> [Your task] Search the listing for the string "expressed". Copy every line that has it.

==== Extracted information ====

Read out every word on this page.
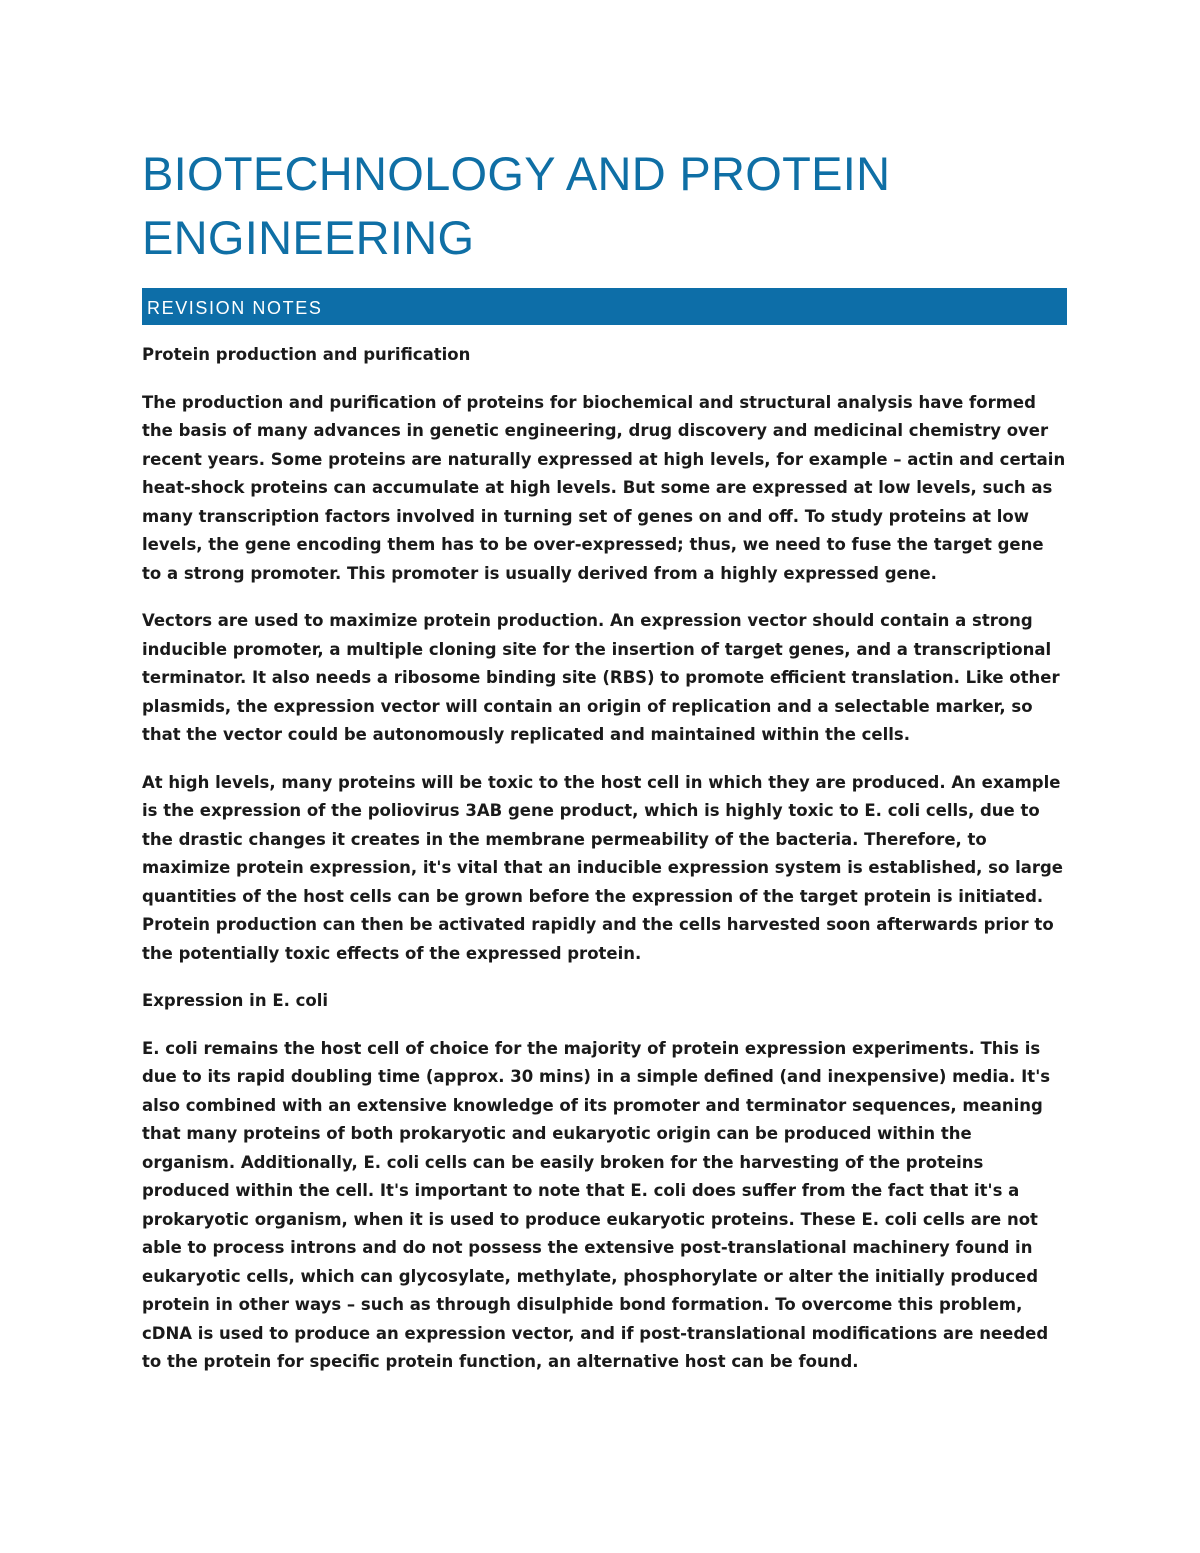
BIOTECHNOLOGY AND PROTEIN
ENGINEERING
REVISION NOTES
Protein production and purification

The production and purification of proteins for biochemical and structural analysis have formed the basis of many advances in genetic engineering, drug discovery and medicinal chemistry over recent years. Some proteins are naturally expressed at high levels, for example – actin and certain heat-shock proteins can accumulate at high levels. But some are expressed at low levels, such as many transcription factors involved in turning set of genes on and off. To study proteins at low levels, the gene encoding them has to be over-expressed; thus, we need to fuse the target gene to a strong promoter. This promoter is usually derived from a highly expressed gene.

Vectors are used to maximize protein production. An expression vector should contain a strong inducible promoter, a multiple cloning site for the insertion of target genes, and a transcriptional terminator. It also needs a ribosome binding site (RBS) to promote efficient translation. Like other plasmids, the expression vector will contain an origin of replication and a selectable marker, so that the vector could be autonomously replicated and maintained within the cells.

At high levels, many proteins will be toxic to the host cell in which they are produced. An example is the expression of the poliovirus 3AB gene product, which is highly toxic to E. coli cells, due to the drastic changes it creates in the membrane permeability of the bacteria. Therefore, to maximize protein expression, it's vital that an inducible expression system is established, so large quantities of the host cells can be grown before the expression of the target protein is initiated. Protein production can then be activated rapidly and the cells harvested soon afterwards prior to the potentially toxic effects of the expressed protein.

Expression in E. coli

E. coli remains the host cell of choice for the majority of protein expression experiments. This is due to its rapid doubling time (approx. 30 mins) in a simple defined (and inexpensive) media. It's also combined with an extensive knowledge of its promoter and terminator sequences, meaning that many proteins of both prokaryotic and eukaryotic origin can be produced within the organism. Additionally, E. coli cells can be easily broken for the harvesting of the proteins produced within the cell. It's important to note that E. coli does suffer from the fact that it's a prokaryotic organism, when it is used to produce eukaryotic proteins. These E. coli cells are not able to process introns and do not possess the extensive post-translational machinery found in eukaryotic cells, which can glycosylate, methylate, phosphorylate or alter the initially produced protein in other ways – such as through disulphide bond formation. To overcome this problem, cDNA is used to produce an expression vector, and if post-translational modifications are needed to the protein for specific protein function, an alternative host can be found.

====

> [Answer space]
The production and purification of proteins for biochemical and structural analysis have formed the basis of many advances in genetic engineering, drug discovery and medicinal chemistry over recent years. Some proteins are naturally expressed at high levels, for example – actin and certain heat-shock proteins can accumulate at high levels. But some are expressed at low levels, such as many transcription factors involved in turning set of genes on and off. To study proteins at low levels, the gene encoding them has to be over-expressed; thus, we need to fuse the target gene to a strong promoter. This promoter is usually derived from a highly expressed gene.
At high levels, many proteins will be toxic to the host cell in which they are produced. An example is the expression of the poliovirus 3AB gene product, which is highly toxic to E. coli cells, due to the drastic changes it creates in the membrane permeability of the bacteria. Therefore, to maximize protein expression, it's vital that an inducible expression system is established, so large quantities of the host cells can be grown before the expression of the target protein is initiated. Protein production can then be activated rapidly and the cells harvested soon afterwards prior to the potentially toxic effects of the expressed protein.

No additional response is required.